**TASK**
The records below hold pictures; please leave those out and retype the rest exactly.

**SUPPLIED ENTRIES**
╭──

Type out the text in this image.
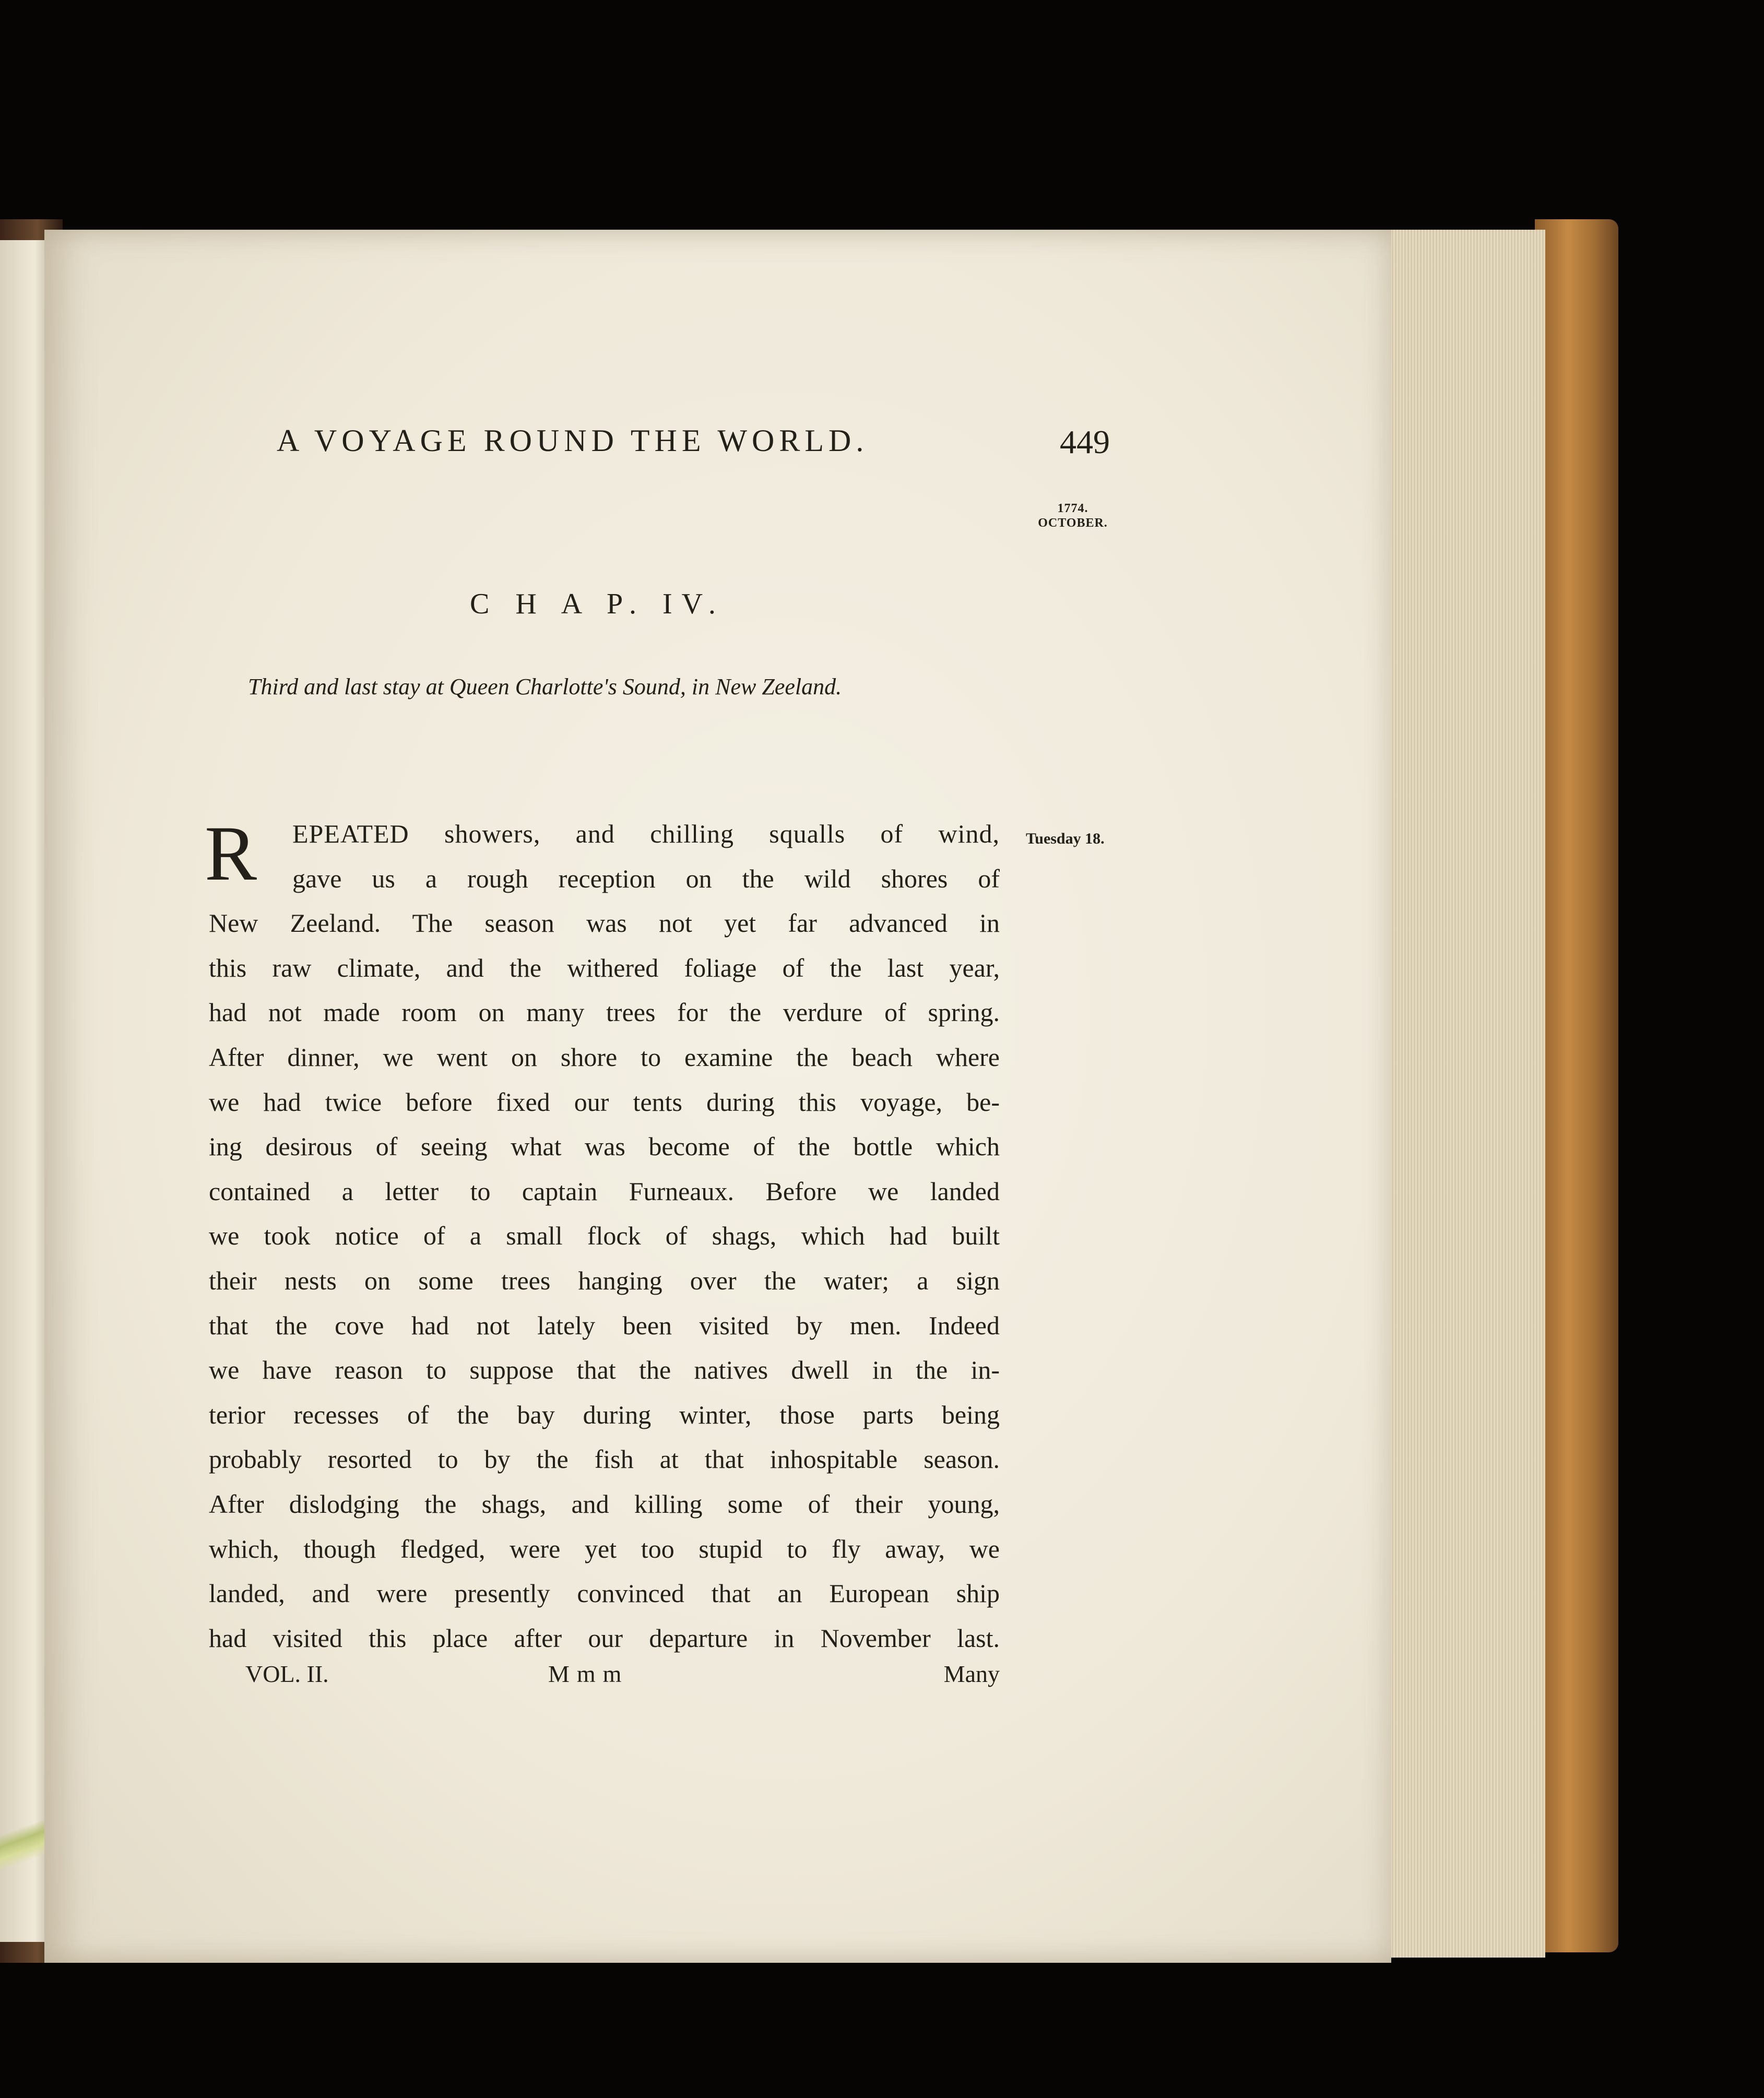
A VOYAGE ROUND THE WORLD.	449
1774.
OCTOBER.
C H A P. IV.
Third and last stay at Queen Charlotte's Sound, in New Zeeland.
Tuesday 18.
R	EPEATED showers, and chilling squalls of wind,
gave us a rough reception on the wild shores of
New Zeeland. The season was not yet far advanced in
this raw climate, and the withered foliage of the last year,
had not made room on many trees for the verdure of spring.
After dinner, we went on shore to examine the beach where
we had twice before fixed our tents during this voyage, be-
ing desirous of seeing what was become of the bottle which
contained a letter to captain Furneaux. Before we landed
we took notice of a small flock of shags, which had built
their nests on some trees hanging over the water; a sign
that the cove had not lately been visited by men. Indeed
we have reason to suppose that the natives dwell in the in-
terior recesses of the bay during winter, those parts being
probably resorted to by the fish at that inhospitable season.
After dislodging the shags, and killing some of their young,
which, though fledged, were yet too stupid to fly away, we
landed, and were presently convinced that an European ship
had visited this place after our departure in November last.
VOL. II.	Mmm	Many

╰──

**ANSWER TO THIS PROBLEM**
Type out the text in this image.
A VOYAGE ROUND THE WORLD.	449
1774.
OCTOBER.
C H A P. IV.
Third and last stay at Queen Charlotte's Sound, in New Zeeland.
Tuesday 18.
R	EPEATED showers, and chilling squalls of wind,
gave us a rough reception on the wild shores of
New Zeeland. The season was not yet far advanced in
this raw climate, and the withered foliage of the last year,
had not made room on many trees for the verdure of spring.
After dinner, we went on shore to examine the beach where
we had twice before fixed our tents during this voyage, be-
ing desirous of seeing what was become of the bottle which
contained a letter to captain Furneaux. Before we landed
we took notice of a small flock of shags, which had built
their nests on some trees hanging over the water; a sign
that the cove had not lately been visited by men. Indeed
we have reason to suppose that the natives dwell in the in-
terior recesses of the bay during winter, those parts being
probably resorted to by the fish at that inhospitable season.
After dislodging the shags, and killing some of their young,
which, though fledged, were yet too stupid to fly away, we
landed, and were presently convinced that an European ship
had visited this place after our departure in November last.
VOL. II.	Mmm	Many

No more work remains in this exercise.